**Stated task:**
Check each line of the listing for the word "ASUS" and report how many lines contain it, giving nothing but the number.
-----
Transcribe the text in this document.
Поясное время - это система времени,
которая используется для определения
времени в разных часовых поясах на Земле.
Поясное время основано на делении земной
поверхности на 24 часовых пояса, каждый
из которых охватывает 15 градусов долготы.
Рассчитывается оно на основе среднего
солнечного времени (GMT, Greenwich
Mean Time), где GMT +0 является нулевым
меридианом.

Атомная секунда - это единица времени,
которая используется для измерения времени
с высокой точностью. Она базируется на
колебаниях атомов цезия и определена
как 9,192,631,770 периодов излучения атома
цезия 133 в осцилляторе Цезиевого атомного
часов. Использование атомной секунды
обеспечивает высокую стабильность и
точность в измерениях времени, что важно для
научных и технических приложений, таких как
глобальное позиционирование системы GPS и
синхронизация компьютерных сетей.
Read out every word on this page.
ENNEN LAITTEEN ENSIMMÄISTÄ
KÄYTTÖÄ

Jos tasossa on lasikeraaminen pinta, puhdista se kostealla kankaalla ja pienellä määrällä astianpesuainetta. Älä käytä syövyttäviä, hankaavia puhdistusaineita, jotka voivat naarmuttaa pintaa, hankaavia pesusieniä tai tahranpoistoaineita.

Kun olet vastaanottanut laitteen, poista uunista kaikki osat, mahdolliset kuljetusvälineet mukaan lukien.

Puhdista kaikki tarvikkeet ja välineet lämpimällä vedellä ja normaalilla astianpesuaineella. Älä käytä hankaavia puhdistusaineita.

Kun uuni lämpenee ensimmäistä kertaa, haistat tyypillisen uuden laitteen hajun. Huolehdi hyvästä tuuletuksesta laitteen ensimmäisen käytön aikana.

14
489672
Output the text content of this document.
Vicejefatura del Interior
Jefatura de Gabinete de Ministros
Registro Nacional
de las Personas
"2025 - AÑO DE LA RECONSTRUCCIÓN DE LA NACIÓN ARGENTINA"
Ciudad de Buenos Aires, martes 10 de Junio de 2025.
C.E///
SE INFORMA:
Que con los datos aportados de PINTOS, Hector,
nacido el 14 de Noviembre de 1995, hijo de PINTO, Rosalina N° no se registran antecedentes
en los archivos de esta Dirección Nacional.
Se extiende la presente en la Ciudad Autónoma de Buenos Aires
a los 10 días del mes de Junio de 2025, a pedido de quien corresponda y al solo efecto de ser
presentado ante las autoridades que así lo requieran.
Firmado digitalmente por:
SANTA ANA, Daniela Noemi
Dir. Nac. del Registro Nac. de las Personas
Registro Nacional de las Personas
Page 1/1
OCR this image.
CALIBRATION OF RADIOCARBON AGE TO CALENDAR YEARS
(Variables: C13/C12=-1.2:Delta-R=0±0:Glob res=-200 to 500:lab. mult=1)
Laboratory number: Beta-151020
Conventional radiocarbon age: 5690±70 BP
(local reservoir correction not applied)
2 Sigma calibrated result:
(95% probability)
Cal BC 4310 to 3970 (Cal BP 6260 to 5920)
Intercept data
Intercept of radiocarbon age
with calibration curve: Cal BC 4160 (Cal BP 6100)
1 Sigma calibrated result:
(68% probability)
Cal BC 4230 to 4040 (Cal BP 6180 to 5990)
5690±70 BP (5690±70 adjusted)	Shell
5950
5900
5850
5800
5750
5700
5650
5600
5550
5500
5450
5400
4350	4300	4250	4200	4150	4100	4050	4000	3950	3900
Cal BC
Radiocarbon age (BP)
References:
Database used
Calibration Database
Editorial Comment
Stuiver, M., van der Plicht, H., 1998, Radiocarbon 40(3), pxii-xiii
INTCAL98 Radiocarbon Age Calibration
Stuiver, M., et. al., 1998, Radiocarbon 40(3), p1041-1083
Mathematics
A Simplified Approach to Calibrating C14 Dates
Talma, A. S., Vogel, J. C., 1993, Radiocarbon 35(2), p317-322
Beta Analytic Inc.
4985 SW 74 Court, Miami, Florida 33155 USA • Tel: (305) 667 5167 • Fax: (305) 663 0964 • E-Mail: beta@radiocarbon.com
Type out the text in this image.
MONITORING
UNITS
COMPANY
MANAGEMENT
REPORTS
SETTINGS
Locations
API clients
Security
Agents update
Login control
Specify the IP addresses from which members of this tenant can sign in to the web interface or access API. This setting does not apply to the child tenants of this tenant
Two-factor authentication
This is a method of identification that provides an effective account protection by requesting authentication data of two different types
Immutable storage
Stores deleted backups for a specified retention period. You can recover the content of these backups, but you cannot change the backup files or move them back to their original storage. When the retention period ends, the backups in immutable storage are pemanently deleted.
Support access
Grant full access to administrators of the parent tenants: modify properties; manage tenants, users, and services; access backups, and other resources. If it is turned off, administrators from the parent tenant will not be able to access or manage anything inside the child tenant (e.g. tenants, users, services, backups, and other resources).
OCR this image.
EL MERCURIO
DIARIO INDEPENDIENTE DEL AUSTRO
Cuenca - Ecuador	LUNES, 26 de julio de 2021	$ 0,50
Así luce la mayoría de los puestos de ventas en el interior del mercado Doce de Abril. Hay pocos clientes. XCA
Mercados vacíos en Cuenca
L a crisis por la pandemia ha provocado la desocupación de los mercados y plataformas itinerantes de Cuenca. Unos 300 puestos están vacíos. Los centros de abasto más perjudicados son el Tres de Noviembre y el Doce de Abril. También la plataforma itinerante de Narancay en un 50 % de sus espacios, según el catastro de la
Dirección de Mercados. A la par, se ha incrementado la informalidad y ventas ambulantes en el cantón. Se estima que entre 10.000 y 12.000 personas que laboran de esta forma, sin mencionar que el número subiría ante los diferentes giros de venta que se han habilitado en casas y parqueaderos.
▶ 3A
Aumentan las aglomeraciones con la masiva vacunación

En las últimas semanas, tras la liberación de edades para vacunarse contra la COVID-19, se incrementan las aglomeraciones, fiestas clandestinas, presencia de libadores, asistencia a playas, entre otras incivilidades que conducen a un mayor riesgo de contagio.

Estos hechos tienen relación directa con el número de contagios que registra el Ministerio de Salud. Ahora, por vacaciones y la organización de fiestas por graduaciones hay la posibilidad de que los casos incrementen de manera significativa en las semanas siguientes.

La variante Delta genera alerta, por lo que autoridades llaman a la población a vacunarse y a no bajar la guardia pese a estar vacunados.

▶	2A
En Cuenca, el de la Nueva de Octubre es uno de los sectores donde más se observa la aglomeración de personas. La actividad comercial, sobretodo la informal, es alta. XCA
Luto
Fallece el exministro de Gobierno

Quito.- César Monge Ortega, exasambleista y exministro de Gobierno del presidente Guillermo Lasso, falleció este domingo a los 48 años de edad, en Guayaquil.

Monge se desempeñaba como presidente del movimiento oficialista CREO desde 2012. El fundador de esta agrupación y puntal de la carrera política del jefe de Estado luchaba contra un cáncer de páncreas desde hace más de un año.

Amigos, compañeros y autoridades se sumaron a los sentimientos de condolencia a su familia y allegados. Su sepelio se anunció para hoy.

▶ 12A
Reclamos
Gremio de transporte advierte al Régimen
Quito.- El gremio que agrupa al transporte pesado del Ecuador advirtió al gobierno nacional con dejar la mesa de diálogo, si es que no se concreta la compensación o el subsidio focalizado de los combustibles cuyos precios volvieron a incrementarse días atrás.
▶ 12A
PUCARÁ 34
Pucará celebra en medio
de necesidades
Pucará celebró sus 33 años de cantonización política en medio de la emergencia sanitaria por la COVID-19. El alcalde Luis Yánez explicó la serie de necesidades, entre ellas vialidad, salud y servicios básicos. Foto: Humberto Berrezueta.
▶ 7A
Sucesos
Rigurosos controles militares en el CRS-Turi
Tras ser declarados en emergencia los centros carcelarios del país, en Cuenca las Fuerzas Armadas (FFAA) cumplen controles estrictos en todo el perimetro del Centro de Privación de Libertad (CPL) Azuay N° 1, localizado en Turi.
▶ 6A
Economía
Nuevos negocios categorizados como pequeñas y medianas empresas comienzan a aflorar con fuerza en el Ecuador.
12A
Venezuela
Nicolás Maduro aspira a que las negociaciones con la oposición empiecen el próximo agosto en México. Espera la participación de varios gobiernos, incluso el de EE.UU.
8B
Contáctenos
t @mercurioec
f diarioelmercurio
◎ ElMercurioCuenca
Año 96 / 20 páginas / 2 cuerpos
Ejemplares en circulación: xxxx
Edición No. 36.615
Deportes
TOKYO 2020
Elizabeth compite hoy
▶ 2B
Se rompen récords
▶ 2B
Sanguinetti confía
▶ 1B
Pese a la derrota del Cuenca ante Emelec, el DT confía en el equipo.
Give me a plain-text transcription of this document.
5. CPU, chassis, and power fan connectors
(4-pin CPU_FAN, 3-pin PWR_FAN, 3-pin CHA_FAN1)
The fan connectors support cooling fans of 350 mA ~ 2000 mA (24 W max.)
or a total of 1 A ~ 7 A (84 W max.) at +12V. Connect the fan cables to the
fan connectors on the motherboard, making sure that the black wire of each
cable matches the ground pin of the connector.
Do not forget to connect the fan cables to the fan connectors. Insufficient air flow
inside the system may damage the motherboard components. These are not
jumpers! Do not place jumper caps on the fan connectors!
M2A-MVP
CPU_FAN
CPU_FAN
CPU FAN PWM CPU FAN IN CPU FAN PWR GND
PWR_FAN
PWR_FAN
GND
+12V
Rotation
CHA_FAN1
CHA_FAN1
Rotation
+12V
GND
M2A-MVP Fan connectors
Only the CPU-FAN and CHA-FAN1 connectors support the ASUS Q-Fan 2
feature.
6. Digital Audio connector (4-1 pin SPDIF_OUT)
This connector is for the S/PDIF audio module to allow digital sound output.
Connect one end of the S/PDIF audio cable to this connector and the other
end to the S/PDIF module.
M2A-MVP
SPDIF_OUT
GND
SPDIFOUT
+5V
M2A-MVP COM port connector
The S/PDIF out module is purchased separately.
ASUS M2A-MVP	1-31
-----
**Finished exercise:**
2